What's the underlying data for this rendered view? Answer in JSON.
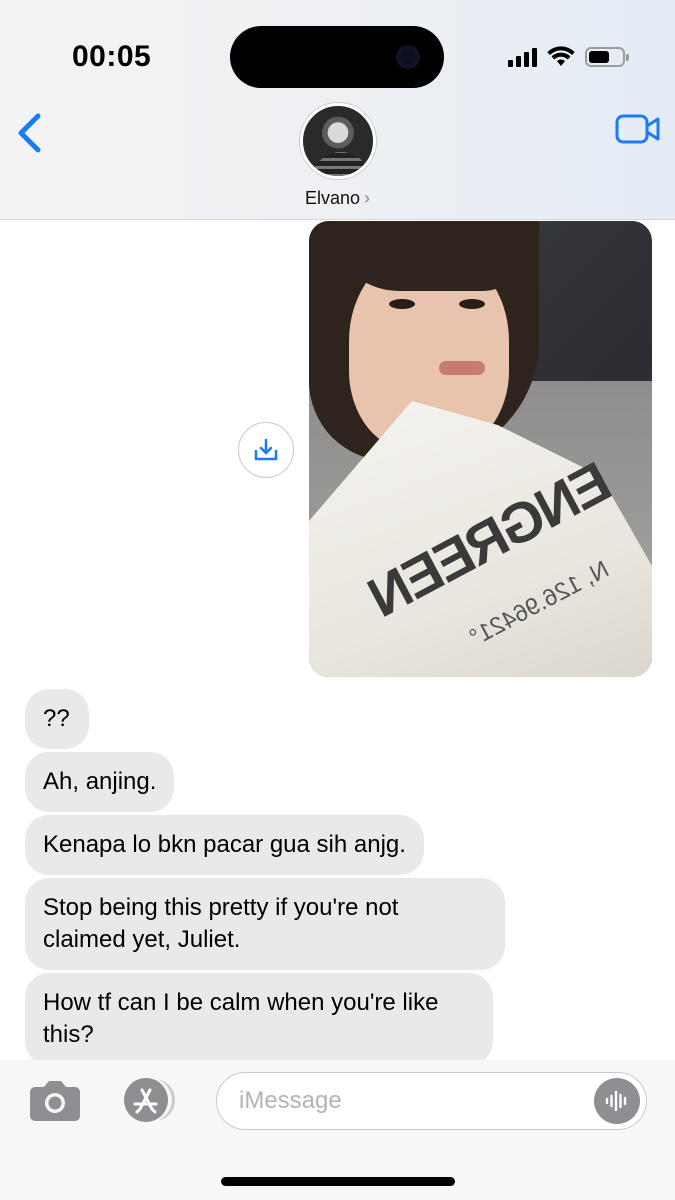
{
  "status_bar": {
    "time": "00:05",
    "icons": [
      "cellular-signal-icon",
      "wifi-icon",
      "battery-icon"
    ],
    "battery_level": 0.62
  },
  "header": {
    "back_icon": "chevron-left-icon",
    "contact_name": "Elvano",
    "contact_chevron": "›",
    "video_icon": "video-camera-icon",
    "accent_color": "#1a7cf5"
  },
  "conversation": {
    "photo_message": {
      "save_icon": "download-tray-icon",
      "shirt_print": "ENGREEN",
      "shirt_print_sub": "N, 126.96421°"
    },
    "received_messages": [
      "??",
      "Ah, anjing.",
      "Kenapa lo bkn pacar gua sih anjg.",
      "Stop being this pretty if you're not claimed yet, Juliet.",
      "How tf can I be calm when you're like this?"
    ],
    "bubble_color": "#e9e9eb"
  },
  "composer": {
    "camera_icon": "camera-icon",
    "apps_icon": "app-store-icon",
    "placeholder": "iMessage",
    "value": "",
    "audio_icon": "waveform-icon"
  }
}
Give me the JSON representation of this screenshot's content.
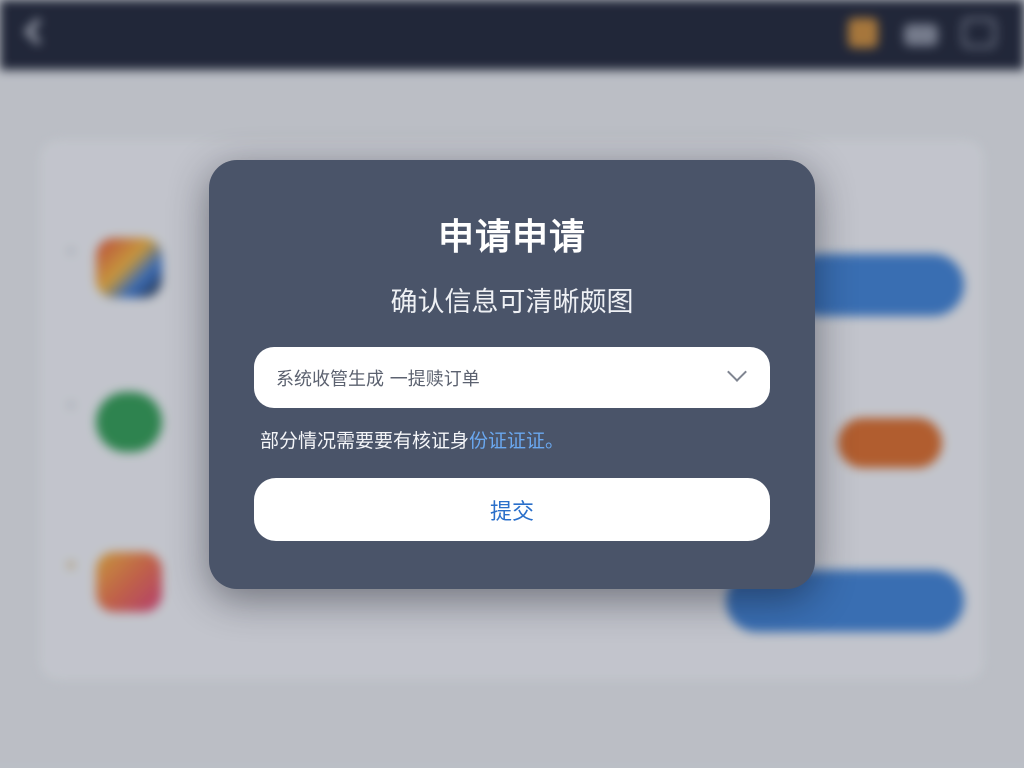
{
  "background": {
    "top_bar": {
      "title": "",
      "tag1": "",
      "tag2": ""
    },
    "breadcrumb": "",
    "section_title": "",
    "apps": [
      {
        "name": "",
        "button": "",
        "color": "#3d7fd1",
        "info": ""
      },
      {
        "name": "",
        "button": "",
        "color": "#d66a2a",
        "info": ""
      },
      {
        "name": "",
        "button": "",
        "color": "#3d7fd1",
        "info": ""
      }
    ]
  },
  "dialog": {
    "title": "申请申请",
    "subtitle": "确认信息可清晰颇图",
    "select": {
      "value": "系统收管生成  一提赎订单"
    },
    "notice_prefix": "部分情况需要要有核证身",
    "notice_link": "份证证证。",
    "submit_label": "提交"
  },
  "colors": {
    "dialog_bg": "#4a5469",
    "accent_blue": "#2a6fca",
    "link_blue": "#6aa8f0",
    "top_bar_bg": "#1e2436"
  }
}
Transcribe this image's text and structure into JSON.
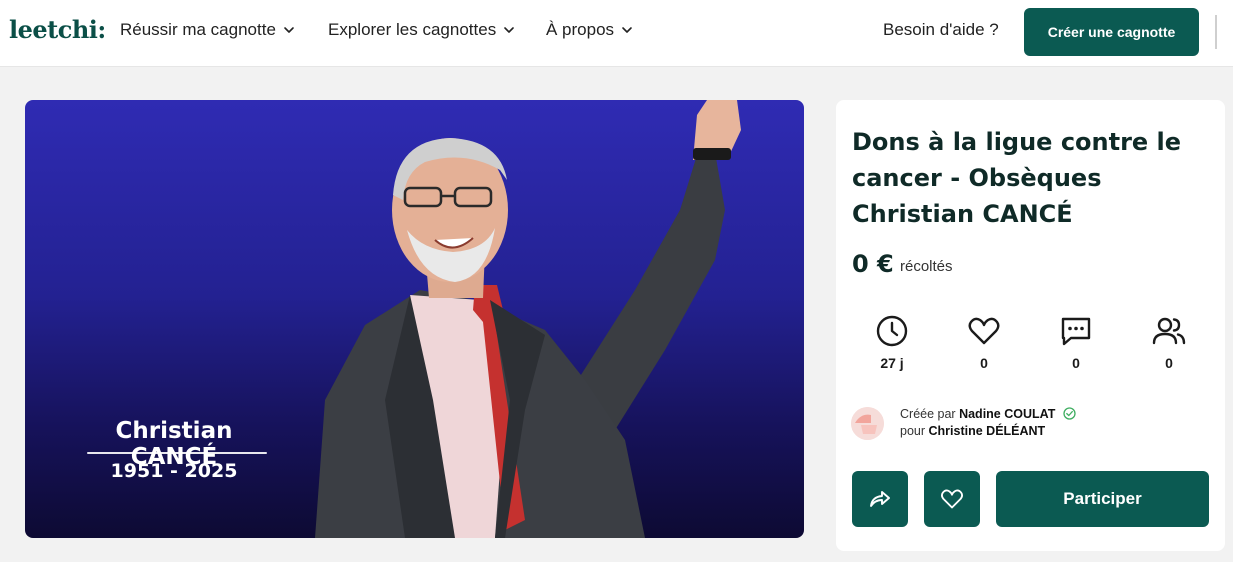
{
  "header": {
    "logo": "leetchi:",
    "nav": [
      {
        "label": "Réussir ma cagnotte",
        "icon": "chevron-down-icon"
      },
      {
        "label": "Explorer les cagnottes",
        "icon": "chevron-down-icon"
      },
      {
        "label": "À propos",
        "icon": "chevron-down-icon"
      }
    ],
    "help_label": "Besoin d'aide ?",
    "create_label": "Créer une cagnotte"
  },
  "hero": {
    "memorial_name": "Christian CANCÉ",
    "memorial_years": "1951 - 2025"
  },
  "card": {
    "title": "Dons à la ligue contre le cancer - Obsèques Christian CANCÉ",
    "amount": "0 €",
    "amount_label": "récoltés",
    "stats": [
      {
        "icon": "clock-icon",
        "value": "27 j"
      },
      {
        "icon": "heart-icon",
        "value": "0"
      },
      {
        "icon": "comment-icon",
        "value": "0"
      },
      {
        "icon": "participants-icon",
        "value": "0"
      }
    ],
    "creator_prefix": "Créée par",
    "creator_name": "Nadine COULAT",
    "beneficiary_prefix": "pour",
    "beneficiary_name": "Christine DÉLÉANT",
    "participate_label": "Participer"
  },
  "colors": {
    "brand": "#0b5a52",
    "hero_background": "#232191"
  }
}
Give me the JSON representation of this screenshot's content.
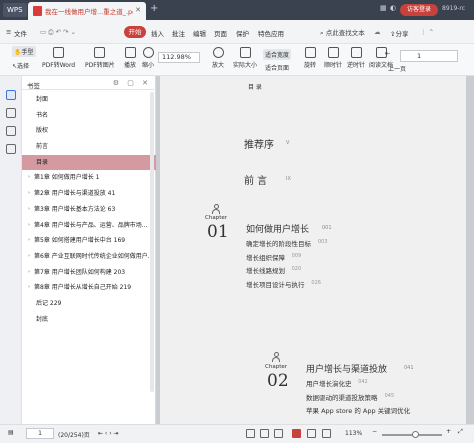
{
  "titlebar": {
    "app_name": "WPS",
    "doc_tab_title": "我在一线做用户增...重之道_.pdf",
    "tab_close": "✕",
    "tab_add": "+",
    "login_label": "访客登录",
    "user_id": "8919-rc"
  },
  "menubar": {
    "file_label": "文件",
    "items": [
      "开始",
      "插入",
      "批注",
      "编辑",
      "页面",
      "保护",
      "特色应用"
    ],
    "start_label": "开始",
    "search_label": "点此查找文本",
    "share_label": "分享"
  },
  "toolbar": {
    "hand_label": "手型",
    "select_label": "选择",
    "pdf_to_word": "PDF转Word",
    "pdf_to_image": "PDF转图片",
    "play_label": "播放",
    "zoom_out_label": "缩小",
    "zoom_value": "112.98%",
    "zoom_in_label": "放大",
    "actual_size_label": "实际大小",
    "fit_width_label": "适合宽度",
    "fit_page_label": "适合页面",
    "rotate_left_label": "旋转",
    "rotate_right_label": "顺时针",
    "view_options_label": "逆时针",
    "read_label": "阅读文档",
    "prev_label": "上一页",
    "page_input": "1"
  },
  "bookmarks": {
    "title": "书签",
    "tools": "⚙ ▢ ✕",
    "items": [
      {
        "label": "封面",
        "expandable": false,
        "selected": false
      },
      {
        "label": "书名",
        "expandable": false,
        "selected": false
      },
      {
        "label": "版权",
        "expandable": false,
        "selected": false
      },
      {
        "label": "前言",
        "expandable": false,
        "selected": false
      },
      {
        "label": "目录",
        "expandable": false,
        "selected": true
      },
      {
        "label": "第1章 如何做用户增长  1",
        "expandable": true,
        "selected": false
      },
      {
        "label": "第2章 用户增长与渠道投放  41",
        "expandable": true,
        "selected": false
      },
      {
        "label": "第3章 用户增长基本方法论  63",
        "expandable": true,
        "selected": false
      },
      {
        "label": "第4章 用户增长与产品、运营、品牌市场...",
        "expandable": true,
        "selected": false
      },
      {
        "label": "第5章 如何搭建用户增长中台  169",
        "expandable": true,
        "selected": false
      },
      {
        "label": "第6章 产业互联网时代传统企业如何做用户...",
        "expandable": true,
        "selected": false
      },
      {
        "label": "第7章 用户增长团队如何构建  203",
        "expandable": true,
        "selected": false
      },
      {
        "label": "第8章 用户增长从增长自己开始  219",
        "expandable": true,
        "selected": false
      },
      {
        "label": "后记  229",
        "expandable": false,
        "selected": false
      },
      {
        "label": "封底",
        "expandable": false,
        "selected": false
      }
    ]
  },
  "page": {
    "header": "目  录",
    "recommend": "推荐序",
    "recommend_page": "V",
    "preface": "前  言",
    "preface_page": "IX",
    "chapter_word": "Chapter",
    "ch1_num": "01",
    "ch1_title": "如何做用户增长",
    "ch1_title_page": "001",
    "ch1_sections": [
      {
        "label": "确定增长的阶段性目标",
        "page": "003"
      },
      {
        "label": "增长组织保障",
        "page": "009"
      },
      {
        "label": "增长线路规划",
        "page": "020"
      },
      {
        "label": "增长项目设计与执行",
        "page": "026"
      }
    ],
    "ch2_num": "02",
    "ch2_title": "用户增长与渠道投放",
    "ch2_title_page": "041",
    "ch2_sections": [
      {
        "label": "用户增长演化史",
        "page": "042"
      },
      {
        "label": "数据驱动的渠道投放策略",
        "page": "045"
      },
      {
        "label": "苹果 App store 的 App 关键词优化",
        "page": ""
      }
    ]
  },
  "statusbar": {
    "page_input": "1",
    "page_count": "(20/254)页",
    "zoom_value": "113%"
  }
}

**EXERCISE INSTRUCTIONS:** Go through the material above and print all of it exactly, except the pictures.

**ANSWER TO THE TASK:**
What's the underlying data for this rendered view? Answer in JSON.
{
  "status_bar": {
    "time": "00:05",
    "icons": [
      "cellular-signal-icon",
      "wifi-icon",
      "battery-icon"
    ],
    "battery_level": 0.62
  },
  "header": {
    "back_icon": "chevron-left-icon",
    "contact_name": "Elvano",
    "contact_chevron": "›",
    "video_icon": "video-camera-icon",
    "accent_color": "#1a7cf5"
  },
  "conversation": {
    "photo_message": {
      "save_icon": "download-tray-icon",
      "shirt_print": "ENGREEN",
      "shirt_print_sub": "N, 126.96421°"
    },
    "received_messages": [
      "??",
      "Ah, anjing.",
      "Kenapa lo bkn pacar gua sih anjg.",
      "Stop being this pretty if you're not claimed yet, Juliet.",
      "How tf can I be calm when you're like this?"
    ],
    "bubble_color": "#e9e9eb"
  },
  "composer": {
    "camera_icon": "camera-icon",
    "apps_icon": "app-store-icon",
    "placeholder": "iMessage",
    "value": "",
    "audio_icon": "waveform-icon"
  }
}
Give me the JSON representation of this screenshot's content.
{
  "background": {
    "top_bar": {
      "title": "",
      "tag1": "",
      "tag2": ""
    },
    "breadcrumb": "",
    "section_title": "",
    "apps": [
      {
        "name": "",
        "button": "",
        "color": "#3d7fd1",
        "info": ""
      },
      {
        "name": "",
        "button": "",
        "color": "#d66a2a",
        "info": ""
      },
      {
        "name": "",
        "button": "",
        "color": "#3d7fd1",
        "info": ""
      }
    ]
  },
  "dialog": {
    "title": "申请申请",
    "subtitle": "确认信息可清晰颇图",
    "select": {
      "value": "系统收管生成  一提赎订单"
    },
    "notice_prefix": "部分情况需要要有核证身",
    "notice_link": "份证证证。",
    "submit_label": "提交"
  },
  "colors": {
    "dialog_bg": "#4a5469",
    "accent_blue": "#2a6fca",
    "link_blue": "#6aa8f0",
    "top_bar_bg": "#1e2436"
  }
}
Transcribe this image's text and structure into JSON.
{
  "header": {
    "logo": "leetchi:",
    "nav": [
      {
        "label": "Réussir ma cagnotte",
        "icon": "chevron-down-icon"
      },
      {
        "label": "Explorer les cagnottes",
        "icon": "chevron-down-icon"
      },
      {
        "label": "À propos",
        "icon": "chevron-down-icon"
      }
    ],
    "help_label": "Besoin d'aide ?",
    "create_label": "Créer une cagnotte"
  },
  "hero": {
    "memorial_name": "Christian CANCÉ",
    "memorial_years": "1951 - 2025"
  },
  "card": {
    "title": "Dons à la ligue contre le cancer - Obsèques Christian CANCÉ",
    "amount": "0 €",
    "amount_label": "récoltés",
    "stats": [
      {
        "icon": "clock-icon",
        "value": "27 j"
      },
      {
        "icon": "heart-icon",
        "value": "0"
      },
      {
        "icon": "comment-icon",
        "value": "0"
      },
      {
        "icon": "participants-icon",
        "value": "0"
      }
    ],
    "creator_prefix": "Créée par",
    "creator_name": "Nadine COULAT",
    "beneficiary_prefix": "pour",
    "beneficiary_name": "Christine DÉLÉANT",
    "participate_label": "Participer"
  },
  "colors": {
    "brand": "#0b5a52",
    "hero_background": "#232191"
  }
}
Give me the JSON representation of this screenshot's content.
{
  "titlebar": {
    "app_name": "WPS",
    "doc_tab_title": "我在一线做用户增...重之道_.pdf",
    "tab_close": "✕",
    "tab_add": "+",
    "login_label": "访客登录",
    "user_id": "8919-rc"
  },
  "menubar": {
    "file_label": "文件",
    "items": [
      "开始",
      "插入",
      "批注",
      "编辑",
      "页面",
      "保护",
      "特色应用"
    ],
    "start_label": "开始",
    "search_label": "点此查找文本",
    "share_label": "分享"
  },
  "toolbar": {
    "hand_label": "手型",
    "select_label": "选择",
    "pdf_to_word": "PDF转Word",
    "pdf_to_image": "PDF转图片",
    "play_label": "播放",
    "zoom_out_label": "缩小",
    "zoom_value": "112.98%",
    "zoom_in_label": "放大",
    "actual_size_label": "实际大小",
    "fit_width_label": "适合宽度",
    "fit_page_label": "适合页面",
    "rotate_left_label": "旋转",
    "rotate_right_label": "顺时针",
    "view_options_label": "逆时针",
    "read_label": "阅读文档",
    "prev_label": "上一页",
    "page_input": "1"
  },
  "bookmarks": {
    "title": "书签",
    "tools": "⚙ ▢ ✕",
    "items": [
      {
        "label": "封面",
        "expandable": false,
        "selected": false
      },
      {
        "label": "书名",
        "expandable": false,
        "selected": false
      },
      {
        "label": "版权",
        "expandable": false,
        "selected": false
      },
      {
        "label": "前言",
        "expandable": false,
        "selected": false
      },
      {
        "label": "目录",
        "expandable": false,
        "selected": true
      },
      {
        "label": "第1章 如何做用户增长  1",
        "expandable": true,
        "selected": false
      },
      {
        "label": "第2章 用户增长与渠道投放  41",
        "expandable": true,
        "selected": false
      },
      {
        "label": "第3章 用户增长基本方法论  63",
        "expandable": true,
        "selected": false
      },
      {
        "label": "第4章 用户增长与产品、运营、品牌市场...",
        "expandable": true,
        "selected": false
      },
      {
        "label": "第5章 如何搭建用户增长中台  169",
        "expandable": true,
        "selected": false
      },
      {
        "label": "第6章 产业互联网时代传统企业如何做用户...",
        "expandable": true,
        "selected": false
      },
      {
        "label": "第7章 用户增长团队如何构建  203",
        "expandable": true,
        "selected": false
      },
      {
        "label": "第8章 用户增长从增长自己开始  219",
        "expandable": true,
        "selected": false
      },
      {
        "label": "后记  229",
        "expandable": false,
        "selected": false
      },
      {
        "label": "封底",
        "expandable": false,
        "selected": false
      }
    ]
  },
  "page": {
    "header": "目  录",
    "recommend": "推荐序",
    "recommend_page": "V",
    "preface": "前  言",
    "preface_page": "IX",
    "chapter_word": "Chapter",
    "ch1_num": "01",
    "ch1_title": "如何做用户增长",
    "ch1_title_page": "001",
    "ch1_sections": [
      {
        "label": "确定增长的阶段性目标",
        "page": "003"
      },
      {
        "label": "增长组织保障",
        "page": "009"
      },
      {
        "label": "增长线路规划",
        "page": "020"
      },
      {
        "label": "增长项目设计与执行",
        "page": "026"
      }
    ],
    "ch2_num": "02",
    "ch2_title": "用户增长与渠道投放",
    "ch2_title_page": "041",
    "ch2_sections": [
      {
        "label": "用户增长演化史",
        "page": "042"
      },
      {
        "label": "数据驱动的渠道投放策略",
        "page": "045"
      },
      {
        "label": "苹果 App store 的 App 关键词优化",
        "page": ""
      }
    ]
  },
  "statusbar": {
    "page_input": "1",
    "page_count": "(20/254)页",
    "zoom_value": "113%"
  }
}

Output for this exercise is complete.